Omit the pictures, then reproduce every remaining record exactly.

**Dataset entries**
— START —

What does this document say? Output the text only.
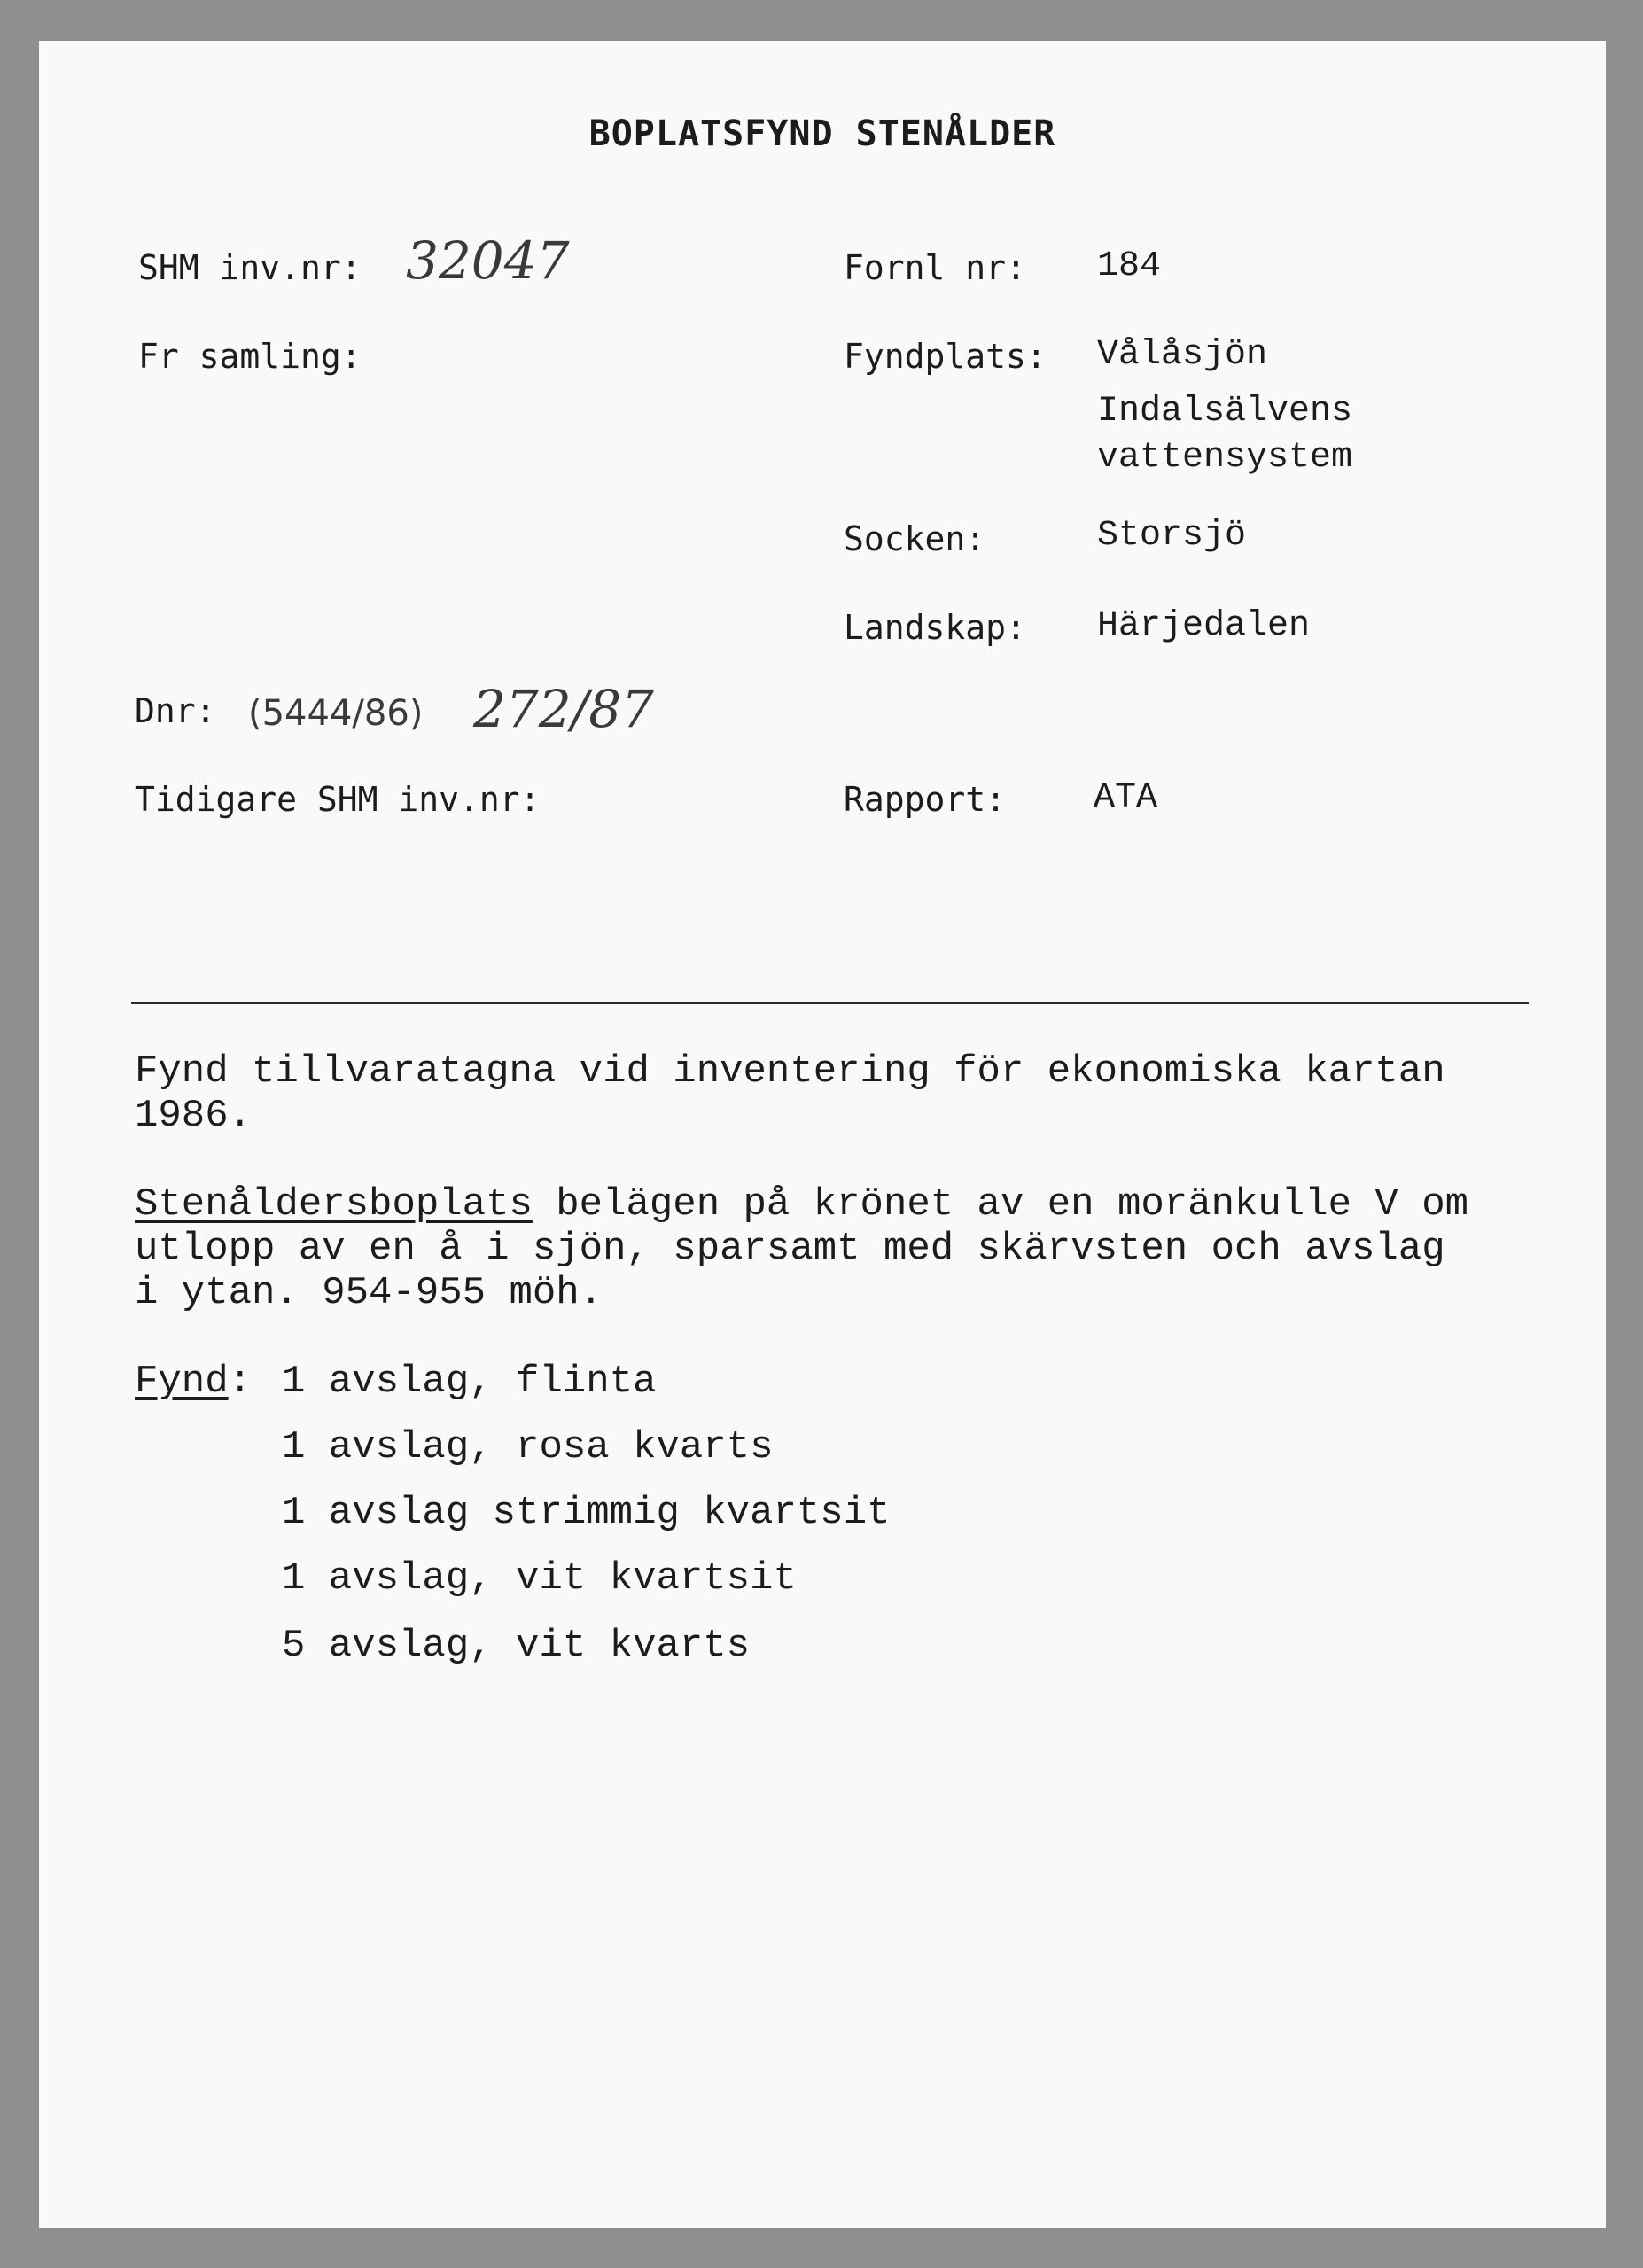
BOPLATSFYND STENÅLDER
SHM inv.nr: 32047
Fr samling:
Dnr: (5444/86) 272/87
Tidigare SHM inv.nr:
Fornl nr: 184
Fyndplats: Vålåsjön
Indalsälvens
vattensystem
Socken:	Storsjö
Landskap: Härjedalen
Rapport: ATA
Fynd tillvaratagna vid inventering för ekonomiska kartan
1986.
Stenåldersboplats belägen på krönet av en moränkulle V om
utlopp av en å i sjön, sparsamt med skärvsten och avslag
i ytan. 954-955 möh.
Fynd: 1 avslag, flinta
1 avslag, rosa kvarts
1 avslag strimmig kvartsit
1 avslag, vit kvartsit
5 avslag, vit kvarts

— END —

**SOLUTION BELOW**
What does this document say? Output the text only.
BOPLATSFYND STENÅLDER
SHM inv.nr: 32047
Fr samling:
Dnr: (5444/86) 272/87
Tidigare SHM inv.nr:
Fornl nr: 184
Fyndplats: Vålåsjön
Indalsälvens
vattensystem
Socken:	Storsjö
Landskap: Härjedalen
Rapport: ATA
Fynd tillvaratagna vid inventering för ekonomiska kartan
1986.
Stenåldersboplats belägen på krönet av en moränkulle V om
utlopp av en å i sjön, sparsamt med skärvsten och avslag
i ytan. 954-955 möh.
Fynd: 1 avslag, flinta
1 avslag, rosa kvarts
1 avslag strimmig kvartsit
1 avslag, vit kvartsit
5 avslag, vit kvarts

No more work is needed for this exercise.